*What this task involves*
All of the data must be printed exactly; please include every line.
======== Material supplied ========
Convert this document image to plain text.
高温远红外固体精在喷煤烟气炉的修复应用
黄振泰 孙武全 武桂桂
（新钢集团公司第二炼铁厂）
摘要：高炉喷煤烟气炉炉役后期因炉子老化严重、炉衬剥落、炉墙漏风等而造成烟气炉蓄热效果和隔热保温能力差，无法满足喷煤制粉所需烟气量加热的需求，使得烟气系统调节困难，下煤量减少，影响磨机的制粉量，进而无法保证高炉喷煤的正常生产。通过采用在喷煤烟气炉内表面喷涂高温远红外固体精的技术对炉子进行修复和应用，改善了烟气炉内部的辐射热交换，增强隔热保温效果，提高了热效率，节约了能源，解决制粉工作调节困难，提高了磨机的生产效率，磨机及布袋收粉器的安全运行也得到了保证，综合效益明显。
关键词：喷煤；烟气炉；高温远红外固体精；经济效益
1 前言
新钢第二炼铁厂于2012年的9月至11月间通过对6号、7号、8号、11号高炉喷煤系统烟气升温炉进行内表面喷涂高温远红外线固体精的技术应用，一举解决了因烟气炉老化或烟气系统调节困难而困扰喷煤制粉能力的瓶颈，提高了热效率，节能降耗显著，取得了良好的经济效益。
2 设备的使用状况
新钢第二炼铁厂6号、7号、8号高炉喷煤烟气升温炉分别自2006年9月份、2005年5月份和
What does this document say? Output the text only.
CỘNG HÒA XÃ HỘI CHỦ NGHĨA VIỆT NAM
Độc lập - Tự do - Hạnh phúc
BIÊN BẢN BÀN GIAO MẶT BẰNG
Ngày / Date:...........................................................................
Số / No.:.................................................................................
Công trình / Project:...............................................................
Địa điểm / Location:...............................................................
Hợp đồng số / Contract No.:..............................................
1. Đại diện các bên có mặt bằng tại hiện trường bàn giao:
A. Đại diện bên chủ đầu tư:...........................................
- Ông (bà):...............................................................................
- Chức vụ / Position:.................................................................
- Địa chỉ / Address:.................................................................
========
*The response*
Convert this document image to plain text.
高温远红外固体精在喷煤烟气炉的修复应用
黄振泰 孙武全 武桂桂
（新钢集团公司第二炼铁厂）
摘要：高炉喷煤烟气炉炉役后期因炉子老化严重、炉衬剥落、炉墙漏风等而造成烟气炉蓄热效果和隔热保温能力差，无法满足喷煤制粉所需烟气量加热的需求，使得烟气系统调节困难，下煤量减少，影响磨机的制粉量，进而无法保证高炉喷煤的正常生产。通过采用在喷煤烟气炉内表面喷涂高温远红外固体精的技术对炉子进行修复和应用，改善了烟气炉内部的辐射热交换，增强隔热保温效果，提高了热效率，节约了能源，解决制粉工作调节困难，提高了磨机的生产效率，磨机及布袋收粉器的安全运行也得到了保证，综合效益明显。
关键词：喷煤；烟气炉；高温远红外固体精；经济效益
1 前言
新钢第二炼铁厂于2012年的9月至11月间通过对6号、7号、8号、11号高炉喷煤系统烟气升温炉进行内表面喷涂高温远红外线固体精的技术应用，一举解决了因烟气炉老化或烟气系统调节困难而困扰喷煤制粉能力的瓶颈，提高了热效率，节能降耗显著，取得了良好的经济效益。
2 设备的使用状况
新钢第二炼铁厂6号、7号、8号高炉喷煤烟气升温炉分别自2006年9月份、2005年5月份和
What does this document say? Output the text only.
CỘNG HÒA XÃ HỘI CHỦ NGHĨA VIỆT NAM
Độc lập - Tự do - Hạnh phúc
BIÊN BẢN BÀN GIAO MẶT BẰNG
Ngày / Date:...........................................................................
Số / No.:.................................................................................
Công trình / Project:...............................................................
Địa điểm / Location:...............................................................
Hợp đồng số / Contract No.:..............................................
1. Đại diện các bên có mặt bằng tại hiện trường bàn giao:
A. Đại diện bên chủ đầu tư:...........................................
- Ông (bà):...............................................................................
- Chức vụ / Position:.................................................................
- Địa chỉ / Address:.................................................................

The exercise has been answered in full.